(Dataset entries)
──────
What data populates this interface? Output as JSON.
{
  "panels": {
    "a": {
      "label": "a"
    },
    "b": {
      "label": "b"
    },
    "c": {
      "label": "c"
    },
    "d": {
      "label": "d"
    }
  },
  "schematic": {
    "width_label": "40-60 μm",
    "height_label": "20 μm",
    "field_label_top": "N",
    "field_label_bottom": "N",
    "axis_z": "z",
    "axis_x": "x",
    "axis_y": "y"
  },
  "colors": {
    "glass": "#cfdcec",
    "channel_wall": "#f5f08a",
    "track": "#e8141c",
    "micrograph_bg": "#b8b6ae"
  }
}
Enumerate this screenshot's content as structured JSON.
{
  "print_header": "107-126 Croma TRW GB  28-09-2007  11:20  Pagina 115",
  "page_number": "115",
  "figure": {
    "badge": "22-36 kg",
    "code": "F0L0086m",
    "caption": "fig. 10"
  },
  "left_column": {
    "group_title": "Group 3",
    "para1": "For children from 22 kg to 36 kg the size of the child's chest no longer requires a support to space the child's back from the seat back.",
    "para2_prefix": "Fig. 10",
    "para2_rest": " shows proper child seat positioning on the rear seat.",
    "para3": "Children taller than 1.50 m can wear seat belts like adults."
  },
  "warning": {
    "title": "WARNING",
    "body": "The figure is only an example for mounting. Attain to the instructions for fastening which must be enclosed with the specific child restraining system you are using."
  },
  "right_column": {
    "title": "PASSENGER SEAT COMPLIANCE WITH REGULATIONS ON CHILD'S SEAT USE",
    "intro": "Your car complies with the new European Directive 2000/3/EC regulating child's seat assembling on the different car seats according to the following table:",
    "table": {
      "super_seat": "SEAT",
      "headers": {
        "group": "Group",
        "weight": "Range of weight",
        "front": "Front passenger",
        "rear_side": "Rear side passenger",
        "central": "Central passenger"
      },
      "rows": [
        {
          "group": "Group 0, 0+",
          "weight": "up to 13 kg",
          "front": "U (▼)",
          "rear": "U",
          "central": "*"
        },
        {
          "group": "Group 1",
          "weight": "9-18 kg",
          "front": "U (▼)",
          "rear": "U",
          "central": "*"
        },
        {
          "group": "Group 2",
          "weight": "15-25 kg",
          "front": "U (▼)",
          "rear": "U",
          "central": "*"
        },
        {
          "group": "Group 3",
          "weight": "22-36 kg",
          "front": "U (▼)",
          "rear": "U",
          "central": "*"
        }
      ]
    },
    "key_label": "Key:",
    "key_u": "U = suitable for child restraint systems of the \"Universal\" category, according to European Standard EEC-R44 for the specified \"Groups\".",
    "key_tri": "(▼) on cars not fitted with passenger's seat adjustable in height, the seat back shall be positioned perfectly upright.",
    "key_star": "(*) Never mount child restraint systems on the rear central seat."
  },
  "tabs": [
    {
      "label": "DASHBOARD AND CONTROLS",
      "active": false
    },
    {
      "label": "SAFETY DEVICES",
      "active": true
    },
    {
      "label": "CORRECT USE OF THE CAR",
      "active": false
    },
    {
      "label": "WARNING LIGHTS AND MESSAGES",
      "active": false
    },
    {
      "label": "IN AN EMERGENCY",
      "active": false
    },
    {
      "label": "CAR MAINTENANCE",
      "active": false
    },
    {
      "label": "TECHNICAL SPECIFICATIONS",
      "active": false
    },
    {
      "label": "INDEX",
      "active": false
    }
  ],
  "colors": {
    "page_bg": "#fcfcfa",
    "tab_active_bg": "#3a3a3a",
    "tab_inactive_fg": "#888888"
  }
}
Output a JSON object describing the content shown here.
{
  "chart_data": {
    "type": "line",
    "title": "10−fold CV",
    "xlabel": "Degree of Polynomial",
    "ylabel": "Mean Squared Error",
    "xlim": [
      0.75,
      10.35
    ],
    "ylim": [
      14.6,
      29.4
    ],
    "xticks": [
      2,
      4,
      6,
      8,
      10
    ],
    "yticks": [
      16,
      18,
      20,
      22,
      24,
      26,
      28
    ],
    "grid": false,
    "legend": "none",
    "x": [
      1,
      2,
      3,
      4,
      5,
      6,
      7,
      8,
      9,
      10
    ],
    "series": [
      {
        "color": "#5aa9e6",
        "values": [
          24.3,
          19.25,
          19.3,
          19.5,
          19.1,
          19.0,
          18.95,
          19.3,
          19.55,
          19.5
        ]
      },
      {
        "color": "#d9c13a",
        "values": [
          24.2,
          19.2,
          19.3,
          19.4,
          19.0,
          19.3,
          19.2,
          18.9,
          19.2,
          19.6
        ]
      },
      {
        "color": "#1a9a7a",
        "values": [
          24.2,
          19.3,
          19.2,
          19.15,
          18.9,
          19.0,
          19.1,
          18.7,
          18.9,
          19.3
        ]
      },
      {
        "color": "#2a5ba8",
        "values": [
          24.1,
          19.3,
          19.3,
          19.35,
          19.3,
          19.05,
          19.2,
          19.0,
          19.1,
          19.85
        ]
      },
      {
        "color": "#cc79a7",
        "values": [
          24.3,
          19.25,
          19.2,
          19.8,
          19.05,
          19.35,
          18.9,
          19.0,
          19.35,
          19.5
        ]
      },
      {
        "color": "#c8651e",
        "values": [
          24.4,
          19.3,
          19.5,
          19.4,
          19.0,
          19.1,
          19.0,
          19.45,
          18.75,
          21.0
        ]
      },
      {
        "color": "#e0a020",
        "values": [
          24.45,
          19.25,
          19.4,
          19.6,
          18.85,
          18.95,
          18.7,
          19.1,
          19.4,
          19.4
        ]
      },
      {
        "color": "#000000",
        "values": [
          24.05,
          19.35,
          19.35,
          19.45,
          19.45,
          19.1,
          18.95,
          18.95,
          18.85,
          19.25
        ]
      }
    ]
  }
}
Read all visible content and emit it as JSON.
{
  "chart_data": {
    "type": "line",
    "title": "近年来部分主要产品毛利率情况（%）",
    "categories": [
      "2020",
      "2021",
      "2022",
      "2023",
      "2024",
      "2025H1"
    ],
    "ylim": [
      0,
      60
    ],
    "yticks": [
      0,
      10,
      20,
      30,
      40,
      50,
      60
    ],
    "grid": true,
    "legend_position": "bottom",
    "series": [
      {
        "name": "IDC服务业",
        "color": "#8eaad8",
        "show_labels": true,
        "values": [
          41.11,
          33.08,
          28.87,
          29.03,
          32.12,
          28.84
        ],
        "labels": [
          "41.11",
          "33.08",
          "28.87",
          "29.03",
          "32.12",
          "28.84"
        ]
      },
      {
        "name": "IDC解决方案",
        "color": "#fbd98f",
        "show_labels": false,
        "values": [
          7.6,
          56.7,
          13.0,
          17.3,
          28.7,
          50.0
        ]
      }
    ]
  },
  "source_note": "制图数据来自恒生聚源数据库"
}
──────
▶ **AIM**
Extract each entry in full, exactly as given.

▶ **EXERCISE RESPONSE**
What data populates this interface? Output as JSON.
{
  "panels": {
    "a": {
      "label": "a"
    },
    "b": {
      "label": "b"
    },
    "c": {
      "label": "c"
    },
    "d": {
      "label": "d"
    }
  },
  "schematic": {
    "width_label": "40-60 μm",
    "height_label": "20 μm",
    "field_label_top": "N",
    "field_label_bottom": "N",
    "axis_z": "z",
    "axis_x": "x",
    "axis_y": "y"
  },
  "colors": {
    "glass": "#cfdcec",
    "channel_wall": "#f5f08a",
    "track": "#e8141c",
    "micrograph_bg": "#b8b6ae"
  }
}
Enumerate this screenshot's content as structured JSON.
{
  "print_header": "107-126 Croma TRW GB  28-09-2007  11:20  Pagina 115",
  "page_number": "115",
  "figure": {
    "badge": "22-36 kg",
    "code": "F0L0086m",
    "caption": "fig. 10"
  },
  "left_column": {
    "group_title": "Group 3",
    "para1": "For children from 22 kg to 36 kg the size of the child's chest no longer requires a support to space the child's back from the seat back.",
    "para2_prefix": "Fig. 10",
    "para2_rest": " shows proper child seat positioning on the rear seat.",
    "para3": "Children taller than 1.50 m can wear seat belts like adults."
  },
  "warning": {
    "title": "WARNING",
    "body": "The figure is only an example for mounting. Attain to the instructions for fastening which must be enclosed with the specific child restraining system you are using."
  },
  "right_column": {
    "title": "PASSENGER SEAT COMPLIANCE WITH REGULATIONS ON CHILD'S SEAT USE",
    "intro": "Your car complies with the new European Directive 2000/3/EC regulating child's seat assembling on the different car seats according to the following table:",
    "table": {
      "super_seat": "SEAT",
      "headers": {
        "group": "Group",
        "weight": "Range of weight",
        "front": "Front passenger",
        "rear_side": "Rear side passenger",
        "central": "Central passenger"
      },
      "rows": [
        {
          "group": "Group 0, 0+",
          "weight": "up to 13 kg",
          "front": "U (▼)",
          "rear": "U",
          "central": "*"
        },
        {
          "group": "Group 1",
          "weight": "9-18 kg",
          "front": "U (▼)",
          "rear": "U",
          "central": "*"
        },
        {
          "group": "Group 2",
          "weight": "15-25 kg",
          "front": "U (▼)",
          "rear": "U",
          "central": "*"
        },
        {
          "group": "Group 3",
          "weight": "22-36 kg",
          "front": "U (▼)",
          "rear": "U",
          "central": "*"
        }
      ]
    },
    "key_label": "Key:",
    "key_u": "U = suitable for child restraint systems of the \"Universal\" category, according to European Standard EEC-R44 for the specified \"Groups\".",
    "key_tri": "(▼) on cars not fitted with passenger's seat adjustable in height, the seat back shall be positioned perfectly upright.",
    "key_star": "(*) Never mount child restraint systems on the rear central seat."
  },
  "tabs": [
    {
      "label": "DASHBOARD AND CONTROLS",
      "active": false
    },
    {
      "label": "SAFETY DEVICES",
      "active": true
    },
    {
      "label": "CORRECT USE OF THE CAR",
      "active": false
    },
    {
      "label": "WARNING LIGHTS AND MESSAGES",
      "active": false
    },
    {
      "label": "IN AN EMERGENCY",
      "active": false
    },
    {
      "label": "CAR MAINTENANCE",
      "active": false
    },
    {
      "label": "TECHNICAL SPECIFICATIONS",
      "active": false
    },
    {
      "label": "INDEX",
      "active": false
    }
  ],
  "colors": {
    "page_bg": "#fcfcfa",
    "tab_active_bg": "#3a3a3a",
    "tab_inactive_fg": "#888888"
  }
}
Output a JSON object describing the content shown here.
{
  "chart_data": {
    "type": "line",
    "title": "10−fold CV",
    "xlabel": "Degree of Polynomial",
    "ylabel": "Mean Squared Error",
    "xlim": [
      0.75,
      10.35
    ],
    "ylim": [
      14.6,
      29.4
    ],
    "xticks": [
      2,
      4,
      6,
      8,
      10
    ],
    "yticks": [
      16,
      18,
      20,
      22,
      24,
      26,
      28
    ],
    "grid": false,
    "legend": "none",
    "x": [
      1,
      2,
      3,
      4,
      5,
      6,
      7,
      8,
      9,
      10
    ],
    "series": [
      {
        "color": "#5aa9e6",
        "values": [
          24.3,
          19.25,
          19.3,
          19.5,
          19.1,
          19.0,
          18.95,
          19.3,
          19.55,
          19.5
        ]
      },
      {
        "color": "#d9c13a",
        "values": [
          24.2,
          19.2,
          19.3,
          19.4,
          19.0,
          19.3,
          19.2,
          18.9,
          19.2,
          19.6
        ]
      },
      {
        "color": "#1a9a7a",
        "values": [
          24.2,
          19.3,
          19.2,
          19.15,
          18.9,
          19.0,
          19.1,
          18.7,
          18.9,
          19.3
        ]
      },
      {
        "color": "#2a5ba8",
        "values": [
          24.1,
          19.3,
          19.3,
          19.35,
          19.3,
          19.05,
          19.2,
          19.0,
          19.1,
          19.85
        ]
      },
      {
        "color": "#cc79a7",
        "values": [
          24.3,
          19.25,
          19.2,
          19.8,
          19.05,
          19.35,
          18.9,
          19.0,
          19.35,
          19.5
        ]
      },
      {
        "color": "#c8651e",
        "values": [
          24.4,
          19.3,
          19.5,
          19.4,
          19.0,
          19.1,
          19.0,
          19.45,
          18.75,
          21.0
        ]
      },
      {
        "color": "#e0a020",
        "values": [
          24.45,
          19.25,
          19.4,
          19.6,
          18.85,
          18.95,
          18.7,
          19.1,
          19.4,
          19.4
        ]
      },
      {
        "color": "#000000",
        "values": [
          24.05,
          19.35,
          19.35,
          19.45,
          19.45,
          19.1,
          18.95,
          18.95,
          18.85,
          19.25
        ]
      }
    ]
  }
}
Read all visible content and emit it as JSON.
{
  "chart_data": {
    "type": "line",
    "title": "近年来部分主要产品毛利率情况（%）",
    "categories": [
      "2020",
      "2021",
      "2022",
      "2023",
      "2024",
      "2025H1"
    ],
    "ylim": [
      0,
      60
    ],
    "yticks": [
      0,
      10,
      20,
      30,
      40,
      50,
      60
    ],
    "grid": true,
    "legend_position": "bottom",
    "series": [
      {
        "name": "IDC服务业",
        "color": "#8eaad8",
        "show_labels": true,
        "values": [
          41.11,
          33.08,
          28.87,
          29.03,
          32.12,
          28.84
        ],
        "labels": [
          "41.11",
          "33.08",
          "28.87",
          "29.03",
          "32.12",
          "28.84"
        ]
      },
      {
        "name": "IDC解决方案",
        "color": "#fbd98f",
        "show_labels": false,
        "values": [
          7.6,
          56.7,
          13.0,
          17.3,
          28.7,
          50.0
        ]
      }
    ]
  },
  "source_note": "制图数据来自恒生聚源数据库"
}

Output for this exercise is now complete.